**** THE RECORDS ****
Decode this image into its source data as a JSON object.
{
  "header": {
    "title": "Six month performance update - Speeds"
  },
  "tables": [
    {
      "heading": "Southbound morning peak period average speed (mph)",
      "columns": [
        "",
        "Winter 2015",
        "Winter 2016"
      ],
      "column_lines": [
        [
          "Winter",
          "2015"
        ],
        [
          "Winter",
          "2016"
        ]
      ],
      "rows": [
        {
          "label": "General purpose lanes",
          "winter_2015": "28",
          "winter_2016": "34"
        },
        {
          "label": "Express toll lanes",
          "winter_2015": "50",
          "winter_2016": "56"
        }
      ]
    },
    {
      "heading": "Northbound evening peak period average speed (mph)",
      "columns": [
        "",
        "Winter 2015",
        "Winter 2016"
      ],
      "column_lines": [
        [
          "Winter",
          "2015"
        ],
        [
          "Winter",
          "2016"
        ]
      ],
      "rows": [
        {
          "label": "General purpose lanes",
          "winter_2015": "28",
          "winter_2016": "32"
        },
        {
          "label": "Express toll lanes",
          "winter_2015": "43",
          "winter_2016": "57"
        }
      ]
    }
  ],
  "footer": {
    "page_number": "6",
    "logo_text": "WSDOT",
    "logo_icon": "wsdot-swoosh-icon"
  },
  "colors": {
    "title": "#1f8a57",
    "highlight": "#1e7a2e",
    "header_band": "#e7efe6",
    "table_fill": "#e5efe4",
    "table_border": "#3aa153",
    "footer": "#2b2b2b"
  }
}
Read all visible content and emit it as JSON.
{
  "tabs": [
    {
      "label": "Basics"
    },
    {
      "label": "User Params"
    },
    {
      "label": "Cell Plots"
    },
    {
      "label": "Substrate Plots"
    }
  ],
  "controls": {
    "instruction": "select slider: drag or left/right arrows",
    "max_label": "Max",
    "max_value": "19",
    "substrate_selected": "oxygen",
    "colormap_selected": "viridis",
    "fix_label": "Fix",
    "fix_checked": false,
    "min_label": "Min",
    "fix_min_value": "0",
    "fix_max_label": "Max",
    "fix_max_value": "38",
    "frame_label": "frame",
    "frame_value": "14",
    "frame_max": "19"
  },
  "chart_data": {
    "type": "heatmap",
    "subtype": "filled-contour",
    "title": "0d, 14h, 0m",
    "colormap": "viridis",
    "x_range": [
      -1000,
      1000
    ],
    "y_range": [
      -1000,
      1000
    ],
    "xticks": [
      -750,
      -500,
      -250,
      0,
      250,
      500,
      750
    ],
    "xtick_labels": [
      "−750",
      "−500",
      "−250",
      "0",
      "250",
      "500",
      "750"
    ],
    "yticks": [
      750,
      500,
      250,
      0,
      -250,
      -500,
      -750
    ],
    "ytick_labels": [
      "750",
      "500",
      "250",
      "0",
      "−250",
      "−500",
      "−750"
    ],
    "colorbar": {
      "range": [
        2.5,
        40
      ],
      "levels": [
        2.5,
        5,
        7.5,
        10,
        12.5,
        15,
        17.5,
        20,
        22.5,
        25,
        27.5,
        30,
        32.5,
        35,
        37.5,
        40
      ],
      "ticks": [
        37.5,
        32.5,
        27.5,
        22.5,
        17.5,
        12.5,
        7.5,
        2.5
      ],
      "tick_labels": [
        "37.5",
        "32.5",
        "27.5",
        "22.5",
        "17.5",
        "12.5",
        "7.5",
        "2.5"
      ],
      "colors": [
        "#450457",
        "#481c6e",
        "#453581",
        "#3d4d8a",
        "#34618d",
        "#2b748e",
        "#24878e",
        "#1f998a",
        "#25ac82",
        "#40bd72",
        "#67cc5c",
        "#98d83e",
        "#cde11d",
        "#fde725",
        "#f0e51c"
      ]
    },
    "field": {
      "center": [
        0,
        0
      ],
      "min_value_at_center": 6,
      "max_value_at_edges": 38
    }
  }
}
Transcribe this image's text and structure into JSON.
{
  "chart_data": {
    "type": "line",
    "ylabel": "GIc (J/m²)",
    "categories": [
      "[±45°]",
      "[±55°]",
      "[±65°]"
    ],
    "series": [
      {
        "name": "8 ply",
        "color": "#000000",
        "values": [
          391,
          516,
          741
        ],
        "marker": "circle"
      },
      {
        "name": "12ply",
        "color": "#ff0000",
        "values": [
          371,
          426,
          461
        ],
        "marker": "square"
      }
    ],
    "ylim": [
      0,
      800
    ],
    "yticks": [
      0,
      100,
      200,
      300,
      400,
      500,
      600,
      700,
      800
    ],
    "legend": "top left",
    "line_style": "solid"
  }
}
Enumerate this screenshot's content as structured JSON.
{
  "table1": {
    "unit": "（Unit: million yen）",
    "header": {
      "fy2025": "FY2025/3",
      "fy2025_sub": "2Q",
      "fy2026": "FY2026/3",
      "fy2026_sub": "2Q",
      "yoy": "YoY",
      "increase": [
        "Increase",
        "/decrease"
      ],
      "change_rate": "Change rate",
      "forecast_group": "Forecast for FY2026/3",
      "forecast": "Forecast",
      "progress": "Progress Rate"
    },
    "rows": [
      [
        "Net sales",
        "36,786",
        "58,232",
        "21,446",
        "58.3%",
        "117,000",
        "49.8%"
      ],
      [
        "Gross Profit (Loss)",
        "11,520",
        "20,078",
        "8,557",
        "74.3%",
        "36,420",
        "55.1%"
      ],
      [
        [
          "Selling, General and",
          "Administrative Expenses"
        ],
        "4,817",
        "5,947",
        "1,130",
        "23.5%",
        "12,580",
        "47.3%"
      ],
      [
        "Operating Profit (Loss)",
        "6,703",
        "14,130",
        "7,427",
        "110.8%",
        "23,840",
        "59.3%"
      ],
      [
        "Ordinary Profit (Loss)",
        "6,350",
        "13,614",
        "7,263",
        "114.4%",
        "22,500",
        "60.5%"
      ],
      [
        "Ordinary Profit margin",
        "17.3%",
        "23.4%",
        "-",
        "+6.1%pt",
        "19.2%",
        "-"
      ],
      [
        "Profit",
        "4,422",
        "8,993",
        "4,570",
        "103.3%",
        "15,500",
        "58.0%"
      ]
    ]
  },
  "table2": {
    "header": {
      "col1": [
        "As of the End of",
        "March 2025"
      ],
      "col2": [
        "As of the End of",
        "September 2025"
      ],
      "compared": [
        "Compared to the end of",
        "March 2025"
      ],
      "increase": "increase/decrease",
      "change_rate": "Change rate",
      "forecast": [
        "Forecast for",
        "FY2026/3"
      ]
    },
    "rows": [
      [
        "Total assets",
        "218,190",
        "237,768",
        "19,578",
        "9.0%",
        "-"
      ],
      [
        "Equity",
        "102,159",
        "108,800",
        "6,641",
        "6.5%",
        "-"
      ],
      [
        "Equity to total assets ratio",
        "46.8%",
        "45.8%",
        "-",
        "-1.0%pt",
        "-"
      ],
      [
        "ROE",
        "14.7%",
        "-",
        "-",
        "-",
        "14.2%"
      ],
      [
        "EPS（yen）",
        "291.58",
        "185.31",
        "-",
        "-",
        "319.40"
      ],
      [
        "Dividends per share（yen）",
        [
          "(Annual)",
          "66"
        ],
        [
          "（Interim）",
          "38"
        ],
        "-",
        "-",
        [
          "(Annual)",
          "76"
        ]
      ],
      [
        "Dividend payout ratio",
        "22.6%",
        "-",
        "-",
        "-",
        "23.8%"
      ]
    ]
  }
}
****
GOAL ->
Repeat every line of the records above exactly.

RESPONSE TO THE EXERCISE ->
Decode this image into its source data as a JSON object.
{
  "header": {
    "title": "Six month performance update - Speeds"
  },
  "tables": [
    {
      "heading": "Southbound morning peak period average speed (mph)",
      "columns": [
        "",
        "Winter 2015",
        "Winter 2016"
      ],
      "column_lines": [
        [
          "Winter",
          "2015"
        ],
        [
          "Winter",
          "2016"
        ]
      ],
      "rows": [
        {
          "label": "General purpose lanes",
          "winter_2015": "28",
          "winter_2016": "34"
        },
        {
          "label": "Express toll lanes",
          "winter_2015": "50",
          "winter_2016": "56"
        }
      ]
    },
    {
      "heading": "Northbound evening peak period average speed (mph)",
      "columns": [
        "",
        "Winter 2015",
        "Winter 2016"
      ],
      "column_lines": [
        [
          "Winter",
          "2015"
        ],
        [
          "Winter",
          "2016"
        ]
      ],
      "rows": [
        {
          "label": "General purpose lanes",
          "winter_2015": "28",
          "winter_2016": "32"
        },
        {
          "label": "Express toll lanes",
          "winter_2015": "43",
          "winter_2016": "57"
        }
      ]
    }
  ],
  "footer": {
    "page_number": "6",
    "logo_text": "WSDOT",
    "logo_icon": "wsdot-swoosh-icon"
  },
  "colors": {
    "title": "#1f8a57",
    "highlight": "#1e7a2e",
    "header_band": "#e7efe6",
    "table_fill": "#e5efe4",
    "table_border": "#3aa153",
    "footer": "#2b2b2b"
  }
}
Read all visible content and emit it as JSON.
{
  "tabs": [
    {
      "label": "Basics"
    },
    {
      "label": "User Params"
    },
    {
      "label": "Cell Plots"
    },
    {
      "label": "Substrate Plots"
    }
  ],
  "controls": {
    "instruction": "select slider: drag or left/right arrows",
    "max_label": "Max",
    "max_value": "19",
    "substrate_selected": "oxygen",
    "colormap_selected": "viridis",
    "fix_label": "Fix",
    "fix_checked": false,
    "min_label": "Min",
    "fix_min_value": "0",
    "fix_max_label": "Max",
    "fix_max_value": "38",
    "frame_label": "frame",
    "frame_value": "14",
    "frame_max": "19"
  },
  "chart_data": {
    "type": "heatmap",
    "subtype": "filled-contour",
    "title": "0d, 14h, 0m",
    "colormap": "viridis",
    "x_range": [
      -1000,
      1000
    ],
    "y_range": [
      -1000,
      1000
    ],
    "xticks": [
      -750,
      -500,
      -250,
      0,
      250,
      500,
      750
    ],
    "xtick_labels": [
      "−750",
      "−500",
      "−250",
      "0",
      "250",
      "500",
      "750"
    ],
    "yticks": [
      750,
      500,
      250,
      0,
      -250,
      -500,
      -750
    ],
    "ytick_labels": [
      "750",
      "500",
      "250",
      "0",
      "−250",
      "−500",
      "−750"
    ],
    "colorbar": {
      "range": [
        2.5,
        40
      ],
      "levels": [
        2.5,
        5,
        7.5,
        10,
        12.5,
        15,
        17.5,
        20,
        22.5,
        25,
        27.5,
        30,
        32.5,
        35,
        37.5,
        40
      ],
      "ticks": [
        37.5,
        32.5,
        27.5,
        22.5,
        17.5,
        12.5,
        7.5,
        2.5
      ],
      "tick_labels": [
        "37.5",
        "32.5",
        "27.5",
        "22.5",
        "17.5",
        "12.5",
        "7.5",
        "2.5"
      ],
      "colors": [
        "#450457",
        "#481c6e",
        "#453581",
        "#3d4d8a",
        "#34618d",
        "#2b748e",
        "#24878e",
        "#1f998a",
        "#25ac82",
        "#40bd72",
        "#67cc5c",
        "#98d83e",
        "#cde11d",
        "#fde725",
        "#f0e51c"
      ]
    },
    "field": {
      "center": [
        0,
        0
      ],
      "min_value_at_center": 6,
      "max_value_at_edges": 38
    }
  }
}
Transcribe this image's text and structure into JSON.
{
  "chart_data": {
    "type": "line",
    "ylabel": "GIc (J/m²)",
    "categories": [
      "[±45°]",
      "[±55°]",
      "[±65°]"
    ],
    "series": [
      {
        "name": "8 ply",
        "color": "#000000",
        "values": [
          391,
          516,
          741
        ],
        "marker": "circle"
      },
      {
        "name": "12ply",
        "color": "#ff0000",
        "values": [
          371,
          426,
          461
        ],
        "marker": "square"
      }
    ],
    "ylim": [
      0,
      800
    ],
    "yticks": [
      0,
      100,
      200,
      300,
      400,
      500,
      600,
      700,
      800
    ],
    "legend": "top left",
    "line_style": "solid"
  }
}
Enumerate this screenshot's content as structured JSON.
{
  "table1": {
    "unit": "（Unit: million yen）",
    "header": {
      "fy2025": "FY2025/3",
      "fy2025_sub": "2Q",
      "fy2026": "FY2026/3",
      "fy2026_sub": "2Q",
      "yoy": "YoY",
      "increase": [
        "Increase",
        "/decrease"
      ],
      "change_rate": "Change rate",
      "forecast_group": "Forecast for FY2026/3",
      "forecast": "Forecast",
      "progress": "Progress Rate"
    },
    "rows": [
      [
        "Net sales",
        "36,786",
        "58,232",
        "21,446",
        "58.3%",
        "117,000",
        "49.8%"
      ],
      [
        "Gross Profit (Loss)",
        "11,520",
        "20,078",
        "8,557",
        "74.3%",
        "36,420",
        "55.1%"
      ],
      [
        [
          "Selling, General and",
          "Administrative Expenses"
        ],
        "4,817",
        "5,947",
        "1,130",
        "23.5%",
        "12,580",
        "47.3%"
      ],
      [
        "Operating Profit (Loss)",
        "6,703",
        "14,130",
        "7,427",
        "110.8%",
        "23,840",
        "59.3%"
      ],
      [
        "Ordinary Profit (Loss)",
        "6,350",
        "13,614",
        "7,263",
        "114.4%",
        "22,500",
        "60.5%"
      ],
      [
        "Ordinary Profit margin",
        "17.3%",
        "23.4%",
        "-",
        "+6.1%pt",
        "19.2%",
        "-"
      ],
      [
        "Profit",
        "4,422",
        "8,993",
        "4,570",
        "103.3%",
        "15,500",
        "58.0%"
      ]
    ]
  },
  "table2": {
    "header": {
      "col1": [
        "As of the End of",
        "March 2025"
      ],
      "col2": [
        "As of the End of",
        "September 2025"
      ],
      "compared": [
        "Compared to the end of",
        "March 2025"
      ],
      "increase": "increase/decrease",
      "change_rate": "Change rate",
      "forecast": [
        "Forecast for",
        "FY2026/3"
      ]
    },
    "rows": [
      [
        "Total assets",
        "218,190",
        "237,768",
        "19,578",
        "9.0%",
        "-"
      ],
      [
        "Equity",
        "102,159",
        "108,800",
        "6,641",
        "6.5%",
        "-"
      ],
      [
        "Equity to total assets ratio",
        "46.8%",
        "45.8%",
        "-",
        "-1.0%pt",
        "-"
      ],
      [
        "ROE",
        "14.7%",
        "-",
        "-",
        "-",
        "14.2%"
      ],
      [
        "EPS（yen）",
        "291.58",
        "185.31",
        "-",
        "-",
        "319.40"
      ],
      [
        "Dividends per share（yen）",
        [
          "(Annual)",
          "66"
        ],
        [
          "（Interim）",
          "38"
        ],
        "-",
        "-",
        [
          "(Annual)",
          "76"
        ]
      ],
      [
        "Dividend payout ratio",
        "22.6%",
        "-",
        "-",
        "-",
        "23.8%"
      ]
    ]
  }
}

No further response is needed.